__Dataset items__

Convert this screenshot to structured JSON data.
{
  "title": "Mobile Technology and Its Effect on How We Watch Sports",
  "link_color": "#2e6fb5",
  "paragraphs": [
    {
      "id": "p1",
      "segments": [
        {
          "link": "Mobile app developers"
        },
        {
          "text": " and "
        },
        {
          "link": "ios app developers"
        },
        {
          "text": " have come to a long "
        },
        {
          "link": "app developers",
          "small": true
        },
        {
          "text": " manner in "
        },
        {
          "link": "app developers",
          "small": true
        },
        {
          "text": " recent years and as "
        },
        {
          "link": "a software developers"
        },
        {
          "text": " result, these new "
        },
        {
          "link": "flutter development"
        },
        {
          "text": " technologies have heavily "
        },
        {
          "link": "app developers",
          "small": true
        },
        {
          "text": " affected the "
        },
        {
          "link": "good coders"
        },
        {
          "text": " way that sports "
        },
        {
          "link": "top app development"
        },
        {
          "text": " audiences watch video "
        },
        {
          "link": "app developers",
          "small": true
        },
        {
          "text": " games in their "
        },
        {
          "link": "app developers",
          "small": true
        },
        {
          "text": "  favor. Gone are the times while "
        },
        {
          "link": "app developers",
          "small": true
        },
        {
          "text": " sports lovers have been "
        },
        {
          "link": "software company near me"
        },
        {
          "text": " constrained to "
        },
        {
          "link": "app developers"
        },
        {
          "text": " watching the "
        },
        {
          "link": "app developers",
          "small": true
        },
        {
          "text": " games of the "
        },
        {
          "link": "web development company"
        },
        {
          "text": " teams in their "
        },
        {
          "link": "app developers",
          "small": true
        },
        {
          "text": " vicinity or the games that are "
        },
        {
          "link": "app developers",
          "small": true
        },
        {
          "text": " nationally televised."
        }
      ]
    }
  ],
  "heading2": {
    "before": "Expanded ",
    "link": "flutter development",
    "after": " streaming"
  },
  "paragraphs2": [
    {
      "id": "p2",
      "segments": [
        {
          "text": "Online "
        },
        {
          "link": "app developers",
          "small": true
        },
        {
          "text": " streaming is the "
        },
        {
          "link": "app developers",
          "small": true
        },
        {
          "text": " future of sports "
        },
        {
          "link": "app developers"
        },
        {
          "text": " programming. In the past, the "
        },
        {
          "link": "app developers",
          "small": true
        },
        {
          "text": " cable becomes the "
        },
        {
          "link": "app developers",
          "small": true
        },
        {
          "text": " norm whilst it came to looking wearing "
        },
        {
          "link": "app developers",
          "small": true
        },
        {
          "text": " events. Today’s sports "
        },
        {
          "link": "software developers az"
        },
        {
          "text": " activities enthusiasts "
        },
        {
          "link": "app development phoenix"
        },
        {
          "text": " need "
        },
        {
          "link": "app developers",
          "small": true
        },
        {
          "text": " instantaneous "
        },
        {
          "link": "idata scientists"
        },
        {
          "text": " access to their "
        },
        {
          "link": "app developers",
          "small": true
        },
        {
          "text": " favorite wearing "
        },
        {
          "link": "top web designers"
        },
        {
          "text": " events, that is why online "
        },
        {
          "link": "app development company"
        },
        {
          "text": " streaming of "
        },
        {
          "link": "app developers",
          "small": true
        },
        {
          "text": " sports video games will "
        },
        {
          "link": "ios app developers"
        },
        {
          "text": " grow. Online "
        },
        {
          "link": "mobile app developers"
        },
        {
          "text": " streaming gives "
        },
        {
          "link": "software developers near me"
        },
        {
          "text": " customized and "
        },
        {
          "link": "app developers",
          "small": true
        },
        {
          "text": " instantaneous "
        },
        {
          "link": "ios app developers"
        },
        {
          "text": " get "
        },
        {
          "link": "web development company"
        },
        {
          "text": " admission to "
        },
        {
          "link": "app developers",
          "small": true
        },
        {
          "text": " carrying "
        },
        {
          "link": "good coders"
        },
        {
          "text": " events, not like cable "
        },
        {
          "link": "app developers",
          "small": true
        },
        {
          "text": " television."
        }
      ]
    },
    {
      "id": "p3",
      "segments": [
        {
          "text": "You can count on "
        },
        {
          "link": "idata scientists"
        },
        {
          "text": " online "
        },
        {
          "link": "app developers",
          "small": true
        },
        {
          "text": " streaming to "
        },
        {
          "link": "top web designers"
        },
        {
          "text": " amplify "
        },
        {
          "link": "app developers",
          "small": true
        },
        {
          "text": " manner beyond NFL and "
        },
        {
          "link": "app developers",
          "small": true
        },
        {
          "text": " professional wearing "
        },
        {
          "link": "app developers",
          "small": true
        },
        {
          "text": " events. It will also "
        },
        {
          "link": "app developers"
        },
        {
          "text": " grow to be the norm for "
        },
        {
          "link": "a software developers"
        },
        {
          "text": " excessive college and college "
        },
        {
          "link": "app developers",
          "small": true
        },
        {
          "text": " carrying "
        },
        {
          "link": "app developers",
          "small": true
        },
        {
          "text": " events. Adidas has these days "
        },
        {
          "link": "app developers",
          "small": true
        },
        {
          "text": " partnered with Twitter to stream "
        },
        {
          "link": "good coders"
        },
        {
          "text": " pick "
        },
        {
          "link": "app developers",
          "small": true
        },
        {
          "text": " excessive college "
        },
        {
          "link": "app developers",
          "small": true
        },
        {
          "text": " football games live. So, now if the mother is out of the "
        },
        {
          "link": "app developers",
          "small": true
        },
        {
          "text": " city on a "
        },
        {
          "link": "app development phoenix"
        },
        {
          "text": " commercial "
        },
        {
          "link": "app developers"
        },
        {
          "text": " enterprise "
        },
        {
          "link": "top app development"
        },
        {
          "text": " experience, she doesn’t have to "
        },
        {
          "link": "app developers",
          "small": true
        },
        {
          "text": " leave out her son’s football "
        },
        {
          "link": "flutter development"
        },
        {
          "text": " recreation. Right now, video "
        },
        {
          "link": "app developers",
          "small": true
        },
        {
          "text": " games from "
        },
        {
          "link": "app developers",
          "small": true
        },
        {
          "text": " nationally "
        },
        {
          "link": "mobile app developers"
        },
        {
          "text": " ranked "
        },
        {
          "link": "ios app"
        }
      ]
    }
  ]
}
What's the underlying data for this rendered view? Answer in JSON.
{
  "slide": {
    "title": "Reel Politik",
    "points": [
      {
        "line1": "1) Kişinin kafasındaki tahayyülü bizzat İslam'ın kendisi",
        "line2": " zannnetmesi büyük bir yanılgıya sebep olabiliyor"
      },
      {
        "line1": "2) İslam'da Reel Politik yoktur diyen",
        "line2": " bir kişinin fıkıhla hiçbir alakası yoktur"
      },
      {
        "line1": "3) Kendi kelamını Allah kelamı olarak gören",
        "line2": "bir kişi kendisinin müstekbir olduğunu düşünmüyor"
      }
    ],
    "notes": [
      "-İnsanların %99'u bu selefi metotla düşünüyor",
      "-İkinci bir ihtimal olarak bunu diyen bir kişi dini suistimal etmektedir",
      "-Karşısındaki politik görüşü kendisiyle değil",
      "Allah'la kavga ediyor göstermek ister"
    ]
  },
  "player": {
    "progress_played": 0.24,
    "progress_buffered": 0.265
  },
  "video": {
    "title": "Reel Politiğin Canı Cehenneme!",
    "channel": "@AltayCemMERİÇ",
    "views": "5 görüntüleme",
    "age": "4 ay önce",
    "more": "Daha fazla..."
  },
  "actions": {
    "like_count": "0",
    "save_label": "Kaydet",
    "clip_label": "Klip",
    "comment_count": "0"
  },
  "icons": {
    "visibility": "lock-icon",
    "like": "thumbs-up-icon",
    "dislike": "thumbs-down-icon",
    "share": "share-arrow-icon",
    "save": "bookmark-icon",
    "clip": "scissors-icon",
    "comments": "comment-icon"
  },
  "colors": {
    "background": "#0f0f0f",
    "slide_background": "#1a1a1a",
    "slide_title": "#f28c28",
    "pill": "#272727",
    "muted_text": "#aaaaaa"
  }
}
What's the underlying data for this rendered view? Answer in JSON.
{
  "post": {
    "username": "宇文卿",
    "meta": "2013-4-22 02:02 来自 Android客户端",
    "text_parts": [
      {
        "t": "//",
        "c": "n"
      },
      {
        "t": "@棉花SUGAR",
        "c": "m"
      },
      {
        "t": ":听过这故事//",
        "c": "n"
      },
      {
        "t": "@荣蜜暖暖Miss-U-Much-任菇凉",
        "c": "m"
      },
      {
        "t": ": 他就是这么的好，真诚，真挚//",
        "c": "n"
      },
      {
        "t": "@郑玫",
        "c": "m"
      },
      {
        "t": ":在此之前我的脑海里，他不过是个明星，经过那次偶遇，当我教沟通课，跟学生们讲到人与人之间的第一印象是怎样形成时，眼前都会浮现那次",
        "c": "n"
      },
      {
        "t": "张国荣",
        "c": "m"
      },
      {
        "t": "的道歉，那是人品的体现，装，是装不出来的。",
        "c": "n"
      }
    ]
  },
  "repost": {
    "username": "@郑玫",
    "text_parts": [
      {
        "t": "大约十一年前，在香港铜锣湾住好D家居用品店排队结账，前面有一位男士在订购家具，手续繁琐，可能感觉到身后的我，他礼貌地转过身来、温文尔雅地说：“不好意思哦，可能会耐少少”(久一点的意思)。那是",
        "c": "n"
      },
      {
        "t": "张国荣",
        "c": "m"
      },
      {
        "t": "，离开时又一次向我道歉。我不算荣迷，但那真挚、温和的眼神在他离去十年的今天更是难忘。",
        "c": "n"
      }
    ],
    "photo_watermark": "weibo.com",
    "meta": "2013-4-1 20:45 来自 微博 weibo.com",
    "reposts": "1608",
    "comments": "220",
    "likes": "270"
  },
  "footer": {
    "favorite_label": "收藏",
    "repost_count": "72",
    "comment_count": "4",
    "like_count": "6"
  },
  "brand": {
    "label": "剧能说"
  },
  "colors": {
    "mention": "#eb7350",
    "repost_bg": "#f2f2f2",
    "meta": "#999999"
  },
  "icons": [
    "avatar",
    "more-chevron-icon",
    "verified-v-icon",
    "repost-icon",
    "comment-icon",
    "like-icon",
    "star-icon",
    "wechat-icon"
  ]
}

__WHAT YOU SHOULD DO__
Go through the entries and return each line where the word "norm" appears.

__SOLUTION FOR THIS EXERCISE__
          "text": " norm whilst it came to looking wearing "
          "text": " grow to be the norm for "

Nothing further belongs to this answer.